_TASK OBJECTIVE_
In this exercise, return the whole listing exactly, excluding any images.

_RECORDS TO USE_
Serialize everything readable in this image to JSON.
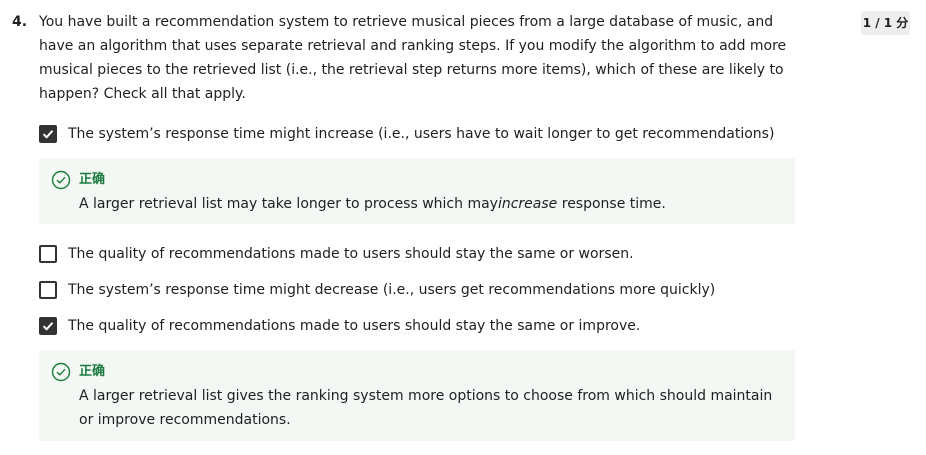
{
  "question": {
    "number": "4.",
    "text": "You have built a recommendation system to retrieve musical pieces from a large database of music, and have an algorithm that uses separate retrieval and ranking steps. If you modify the algorithm to add more musical pieces to the retrieved list (i.e., the retrieval step returns more items), which of these are likely to happen? Check all that apply.",
    "score": "1 / 1 分"
  },
  "options": [
    {
      "label": "The system’s response time might increase (i.e., users have to wait longer to get recommendations)",
      "checked": true,
      "feedback": {
        "status": "正确",
        "text_before": "A larger retrieval list may take longer to process which may",
        "text_emphasis": "increase",
        "text_after": " response time."
      }
    },
    {
      "label": "The quality of recommendations made to users should stay the same or worsen.",
      "checked": false
    },
    {
      "label": "The system’s response time might decrease (i.e., users get recommendations more quickly)",
      "checked": false
    },
    {
      "label": "The quality of recommendations made to users should stay the same or improve.",
      "checked": true,
      "feedback": {
        "status": "正确",
        "text": "A larger retrieval list gives the ranking system more options to choose from which should maintain or improve recommendations."
      }
    }
  ],
  "colors": {
    "correct_green": "#1d7b3f",
    "feedback_bg": "#f3f8f4",
    "checkbox_dark": "#333333",
    "badge_bg": "#eeeeee"
  },
  "icons": {
    "checked": "check-icon",
    "correct": "check-circle-icon"
  }
}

_EXERCISE SOLUTION_
Serialize everything readable in this image to JSON.
{
  "question": {
    "number": "4.",
    "text": "You have built a recommendation system to retrieve musical pieces from a large database of music, and have an algorithm that uses separate retrieval and ranking steps. If you modify the algorithm to add more musical pieces to the retrieved list (i.e., the retrieval step returns more items), which of these are likely to happen? Check all that apply.",
    "score": "1 / 1 分"
  },
  "options": [
    {
      "label": "The system’s response time might increase (i.e., users have to wait longer to get recommendations)",
      "checked": true,
      "feedback": {
        "status": "正确",
        "text_before": "A larger retrieval list may take longer to process which may",
        "text_emphasis": "increase",
        "text_after": " response time."
      }
    },
    {
      "label": "The quality of recommendations made to users should stay the same or worsen.",
      "checked": false
    },
    {
      "label": "The system’s response time might decrease (i.e., users get recommendations more quickly)",
      "checked": false
    },
    {
      "label": "The quality of recommendations made to users should stay the same or improve.",
      "checked": true,
      "feedback": {
        "status": "正确",
        "text": "A larger retrieval list gives the ranking system more options to choose from which should maintain or improve recommendations."
      }
    }
  ],
  "colors": {
    "correct_green": "#1d7b3f",
    "feedback_bg": "#f3f8f4",
    "checkbox_dark": "#333333",
    "badge_bg": "#eeeeee"
  },
  "icons": {
    "checked": "check-icon",
    "correct": "check-circle-icon"
  }
}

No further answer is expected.